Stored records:
┌──

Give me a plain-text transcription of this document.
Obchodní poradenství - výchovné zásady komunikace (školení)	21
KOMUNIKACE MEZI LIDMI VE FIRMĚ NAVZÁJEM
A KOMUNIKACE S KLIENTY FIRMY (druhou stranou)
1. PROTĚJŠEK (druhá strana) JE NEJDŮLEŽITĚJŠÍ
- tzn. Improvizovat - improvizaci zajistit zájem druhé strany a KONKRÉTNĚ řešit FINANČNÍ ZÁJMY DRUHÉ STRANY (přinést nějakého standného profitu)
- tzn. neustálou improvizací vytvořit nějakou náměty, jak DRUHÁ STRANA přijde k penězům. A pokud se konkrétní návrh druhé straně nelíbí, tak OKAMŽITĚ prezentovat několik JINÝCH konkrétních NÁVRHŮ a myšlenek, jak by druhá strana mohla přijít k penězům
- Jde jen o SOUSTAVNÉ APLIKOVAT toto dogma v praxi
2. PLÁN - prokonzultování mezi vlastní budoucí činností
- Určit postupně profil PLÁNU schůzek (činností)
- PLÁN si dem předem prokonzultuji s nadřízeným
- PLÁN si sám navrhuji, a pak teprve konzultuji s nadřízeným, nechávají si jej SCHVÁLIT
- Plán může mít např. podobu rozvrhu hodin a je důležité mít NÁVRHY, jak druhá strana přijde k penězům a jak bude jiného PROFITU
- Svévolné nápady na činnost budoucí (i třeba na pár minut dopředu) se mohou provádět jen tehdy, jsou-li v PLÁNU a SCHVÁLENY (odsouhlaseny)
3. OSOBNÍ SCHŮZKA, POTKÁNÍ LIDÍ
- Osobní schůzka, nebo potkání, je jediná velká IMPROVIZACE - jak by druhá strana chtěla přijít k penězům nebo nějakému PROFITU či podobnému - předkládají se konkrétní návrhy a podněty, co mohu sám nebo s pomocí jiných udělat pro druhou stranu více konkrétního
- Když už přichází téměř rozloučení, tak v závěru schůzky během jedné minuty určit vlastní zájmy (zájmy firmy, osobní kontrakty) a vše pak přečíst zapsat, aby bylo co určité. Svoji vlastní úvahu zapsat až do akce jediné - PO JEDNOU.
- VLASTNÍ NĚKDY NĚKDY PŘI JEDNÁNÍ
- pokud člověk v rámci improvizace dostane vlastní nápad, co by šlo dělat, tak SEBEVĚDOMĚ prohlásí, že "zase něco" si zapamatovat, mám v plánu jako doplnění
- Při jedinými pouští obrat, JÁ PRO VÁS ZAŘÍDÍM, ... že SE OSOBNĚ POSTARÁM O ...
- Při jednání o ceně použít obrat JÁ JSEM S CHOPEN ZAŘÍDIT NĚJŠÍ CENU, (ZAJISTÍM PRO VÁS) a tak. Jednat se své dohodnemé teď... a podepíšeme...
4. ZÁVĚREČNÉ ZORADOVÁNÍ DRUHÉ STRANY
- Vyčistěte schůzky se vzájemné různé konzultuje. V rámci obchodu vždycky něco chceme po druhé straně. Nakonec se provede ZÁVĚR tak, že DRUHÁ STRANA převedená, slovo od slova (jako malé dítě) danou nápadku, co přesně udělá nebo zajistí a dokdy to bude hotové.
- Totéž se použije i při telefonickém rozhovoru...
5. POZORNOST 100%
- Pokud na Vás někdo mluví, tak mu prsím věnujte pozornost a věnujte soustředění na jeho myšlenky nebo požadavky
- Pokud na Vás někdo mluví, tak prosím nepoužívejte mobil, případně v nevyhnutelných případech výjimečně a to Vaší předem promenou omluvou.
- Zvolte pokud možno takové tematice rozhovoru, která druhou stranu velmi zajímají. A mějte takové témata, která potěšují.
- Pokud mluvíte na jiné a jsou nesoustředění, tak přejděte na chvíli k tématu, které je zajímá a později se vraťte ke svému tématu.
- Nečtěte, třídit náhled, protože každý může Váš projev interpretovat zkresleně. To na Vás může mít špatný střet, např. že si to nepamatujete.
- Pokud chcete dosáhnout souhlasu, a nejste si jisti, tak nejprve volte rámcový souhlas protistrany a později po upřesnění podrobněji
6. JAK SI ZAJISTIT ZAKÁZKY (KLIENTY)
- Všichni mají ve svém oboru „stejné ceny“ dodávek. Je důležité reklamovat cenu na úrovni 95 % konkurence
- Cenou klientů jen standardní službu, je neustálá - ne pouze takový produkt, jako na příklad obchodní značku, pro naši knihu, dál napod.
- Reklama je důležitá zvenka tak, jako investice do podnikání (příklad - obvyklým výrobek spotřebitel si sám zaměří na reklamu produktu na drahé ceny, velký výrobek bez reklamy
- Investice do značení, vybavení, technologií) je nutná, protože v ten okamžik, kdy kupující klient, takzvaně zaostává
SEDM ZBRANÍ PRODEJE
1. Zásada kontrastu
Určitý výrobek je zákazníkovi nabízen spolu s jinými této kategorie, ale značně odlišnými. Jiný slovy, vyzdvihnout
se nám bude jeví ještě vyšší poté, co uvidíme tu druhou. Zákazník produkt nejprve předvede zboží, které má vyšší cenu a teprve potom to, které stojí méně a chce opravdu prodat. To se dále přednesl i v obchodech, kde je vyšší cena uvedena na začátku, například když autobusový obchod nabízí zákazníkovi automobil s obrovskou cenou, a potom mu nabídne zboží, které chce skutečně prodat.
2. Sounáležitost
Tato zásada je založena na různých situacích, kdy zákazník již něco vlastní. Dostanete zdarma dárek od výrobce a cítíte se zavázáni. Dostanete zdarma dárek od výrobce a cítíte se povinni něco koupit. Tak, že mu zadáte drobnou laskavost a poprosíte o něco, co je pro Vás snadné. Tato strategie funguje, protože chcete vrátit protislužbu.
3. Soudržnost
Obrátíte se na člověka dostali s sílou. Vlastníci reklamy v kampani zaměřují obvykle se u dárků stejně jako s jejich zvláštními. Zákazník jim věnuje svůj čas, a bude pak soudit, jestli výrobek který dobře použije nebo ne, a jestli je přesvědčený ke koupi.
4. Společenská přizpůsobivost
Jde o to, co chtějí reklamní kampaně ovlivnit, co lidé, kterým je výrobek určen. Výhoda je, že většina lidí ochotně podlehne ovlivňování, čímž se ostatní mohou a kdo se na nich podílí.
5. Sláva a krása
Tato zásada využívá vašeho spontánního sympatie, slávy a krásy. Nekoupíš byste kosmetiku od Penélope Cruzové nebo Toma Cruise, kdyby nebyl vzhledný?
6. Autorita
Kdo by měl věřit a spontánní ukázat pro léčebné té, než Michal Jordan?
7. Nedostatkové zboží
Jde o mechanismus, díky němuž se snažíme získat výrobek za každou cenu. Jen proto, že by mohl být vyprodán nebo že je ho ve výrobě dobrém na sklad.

└──

| DESCRIPTION OF THE TASK |
Gather and copy every line of the data in which the string "schůzky" is found.

| SOLUTION TO THE PROBLEM |
- Když už přichází téměř rozloučení, tak v závěru schůzky během jedné minuty určit vlastní zájmy (zájmy firmy, osobní kontrakty) a vše pak přečíst zapsat, aby bylo co určité. Svoji vlastní úvahu zapsat až do akce jediné - PO JEDNOU.
- Vyčistěte schůzky se vzájemné různé konzultuje. V rámci obchodu vždycky něco chceme po druhé straně. Nakonec se provede ZÁVĚR tak, že DRUHÁ STRANA převedená, slovo od slova (jako malé dítě) danou nápadku, co přesně udělá nebo zajistí a dokdy to bude hotové.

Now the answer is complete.